- _What you should do_:
Return the records in full, exactly as given.

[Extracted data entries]
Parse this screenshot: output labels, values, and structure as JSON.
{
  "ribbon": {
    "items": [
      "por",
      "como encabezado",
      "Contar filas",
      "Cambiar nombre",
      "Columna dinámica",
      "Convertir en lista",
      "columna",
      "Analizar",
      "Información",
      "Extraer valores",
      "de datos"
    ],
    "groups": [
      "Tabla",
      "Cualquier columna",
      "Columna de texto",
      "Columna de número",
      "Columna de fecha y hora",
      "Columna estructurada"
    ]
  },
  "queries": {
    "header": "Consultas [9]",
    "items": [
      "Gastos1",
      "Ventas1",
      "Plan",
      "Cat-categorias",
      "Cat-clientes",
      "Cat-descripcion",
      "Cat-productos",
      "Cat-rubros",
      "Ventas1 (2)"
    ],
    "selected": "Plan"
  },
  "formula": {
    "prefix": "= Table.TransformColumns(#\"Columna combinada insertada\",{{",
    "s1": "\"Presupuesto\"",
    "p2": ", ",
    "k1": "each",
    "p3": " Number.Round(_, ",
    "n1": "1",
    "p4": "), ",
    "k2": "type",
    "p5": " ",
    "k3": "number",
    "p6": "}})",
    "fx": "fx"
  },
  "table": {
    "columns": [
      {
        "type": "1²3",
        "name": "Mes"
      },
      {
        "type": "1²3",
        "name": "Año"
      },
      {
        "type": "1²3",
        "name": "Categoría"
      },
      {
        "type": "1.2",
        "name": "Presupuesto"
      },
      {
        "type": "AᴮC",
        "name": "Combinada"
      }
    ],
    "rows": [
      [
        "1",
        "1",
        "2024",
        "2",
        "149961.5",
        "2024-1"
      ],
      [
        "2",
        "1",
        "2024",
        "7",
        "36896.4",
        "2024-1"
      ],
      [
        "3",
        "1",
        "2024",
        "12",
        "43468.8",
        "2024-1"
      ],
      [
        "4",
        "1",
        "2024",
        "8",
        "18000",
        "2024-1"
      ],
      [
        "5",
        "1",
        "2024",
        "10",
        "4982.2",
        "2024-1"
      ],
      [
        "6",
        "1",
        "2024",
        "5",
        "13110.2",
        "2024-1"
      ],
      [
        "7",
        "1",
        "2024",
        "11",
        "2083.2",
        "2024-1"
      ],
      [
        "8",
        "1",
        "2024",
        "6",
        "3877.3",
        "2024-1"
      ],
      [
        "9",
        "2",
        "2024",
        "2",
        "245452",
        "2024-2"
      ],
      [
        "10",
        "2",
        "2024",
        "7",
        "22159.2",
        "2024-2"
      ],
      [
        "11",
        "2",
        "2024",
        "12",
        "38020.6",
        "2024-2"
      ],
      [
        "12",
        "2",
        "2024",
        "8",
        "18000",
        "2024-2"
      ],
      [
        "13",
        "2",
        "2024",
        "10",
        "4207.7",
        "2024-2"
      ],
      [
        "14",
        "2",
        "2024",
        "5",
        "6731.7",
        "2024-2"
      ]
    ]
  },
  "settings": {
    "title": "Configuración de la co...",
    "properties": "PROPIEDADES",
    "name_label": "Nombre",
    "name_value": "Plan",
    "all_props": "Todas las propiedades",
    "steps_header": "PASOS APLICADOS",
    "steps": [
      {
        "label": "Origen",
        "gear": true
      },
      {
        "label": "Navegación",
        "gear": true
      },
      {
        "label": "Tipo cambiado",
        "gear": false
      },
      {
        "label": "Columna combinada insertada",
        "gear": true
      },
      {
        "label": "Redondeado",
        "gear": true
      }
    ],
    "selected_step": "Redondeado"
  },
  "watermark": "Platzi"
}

- _Expected answer_:
Parse this screenshot: output labels, values, and structure as JSON.
{
  "ribbon": {
    "items": [
      "por",
      "como encabezado",
      "Contar filas",
      "Cambiar nombre",
      "Columna dinámica",
      "Convertir en lista",
      "columna",
      "Analizar",
      "Información",
      "Extraer valores",
      "de datos"
    ],
    "groups": [
      "Tabla",
      "Cualquier columna",
      "Columna de texto",
      "Columna de número",
      "Columna de fecha y hora",
      "Columna estructurada"
    ]
  },
  "queries": {
    "header": "Consultas [9]",
    "items": [
      "Gastos1",
      "Ventas1",
      "Plan",
      "Cat-categorias",
      "Cat-clientes",
      "Cat-descripcion",
      "Cat-productos",
      "Cat-rubros",
      "Ventas1 (2)"
    ],
    "selected": "Plan"
  },
  "formula": {
    "prefix": "= Table.TransformColumns(#\"Columna combinada insertada\",{{",
    "s1": "\"Presupuesto\"",
    "p2": ", ",
    "k1": "each",
    "p3": " Number.Round(_, ",
    "n1": "1",
    "p4": "), ",
    "k2": "type",
    "p5": " ",
    "k3": "number",
    "p6": "}})",
    "fx": "fx"
  },
  "table": {
    "columns": [
      {
        "type": "1²3",
        "name": "Mes"
      },
      {
        "type": "1²3",
        "name": "Año"
      },
      {
        "type": "1²3",
        "name": "Categoría"
      },
      {
        "type": "1.2",
        "name": "Presupuesto"
      },
      {
        "type": "AᴮC",
        "name": "Combinada"
      }
    ],
    "rows": [
      [
        "1",
        "1",
        "2024",
        "2",
        "149961.5",
        "2024-1"
      ],
      [
        "2",
        "1",
        "2024",
        "7",
        "36896.4",
        "2024-1"
      ],
      [
        "3",
        "1",
        "2024",
        "12",
        "43468.8",
        "2024-1"
      ],
      [
        "4",
        "1",
        "2024",
        "8",
        "18000",
        "2024-1"
      ],
      [
        "5",
        "1",
        "2024",
        "10",
        "4982.2",
        "2024-1"
      ],
      [
        "6",
        "1",
        "2024",
        "5",
        "13110.2",
        "2024-1"
      ],
      [
        "7",
        "1",
        "2024",
        "11",
        "2083.2",
        "2024-1"
      ],
      [
        "8",
        "1",
        "2024",
        "6",
        "3877.3",
        "2024-1"
      ],
      [
        "9",
        "2",
        "2024",
        "2",
        "245452",
        "2024-2"
      ],
      [
        "10",
        "2",
        "2024",
        "7",
        "22159.2",
        "2024-2"
      ],
      [
        "11",
        "2",
        "2024",
        "12",
        "38020.6",
        "2024-2"
      ],
      [
        "12",
        "2",
        "2024",
        "8",
        "18000",
        "2024-2"
      ],
      [
        "13",
        "2",
        "2024",
        "10",
        "4207.7",
        "2024-2"
      ],
      [
        "14",
        "2",
        "2024",
        "5",
        "6731.7",
        "2024-2"
      ]
    ]
  },
  "settings": {
    "title": "Configuración de la co...",
    "properties": "PROPIEDADES",
    "name_label": "Nombre",
    "name_value": "Plan",
    "all_props": "Todas las propiedades",
    "steps_header": "PASOS APLICADOS",
    "steps": [
      {
        "label": "Origen",
        "gear": true
      },
      {
        "label": "Navegación",
        "gear": true
      },
      {
        "label": "Tipo cambiado",
        "gear": false
      },
      {
        "label": "Columna combinada insertada",
        "gear": true
      },
      {
        "label": "Redondeado",
        "gear": true
      }
    ],
    "selected_step": "Redondeado"
  },
  "watermark": "Platzi"
}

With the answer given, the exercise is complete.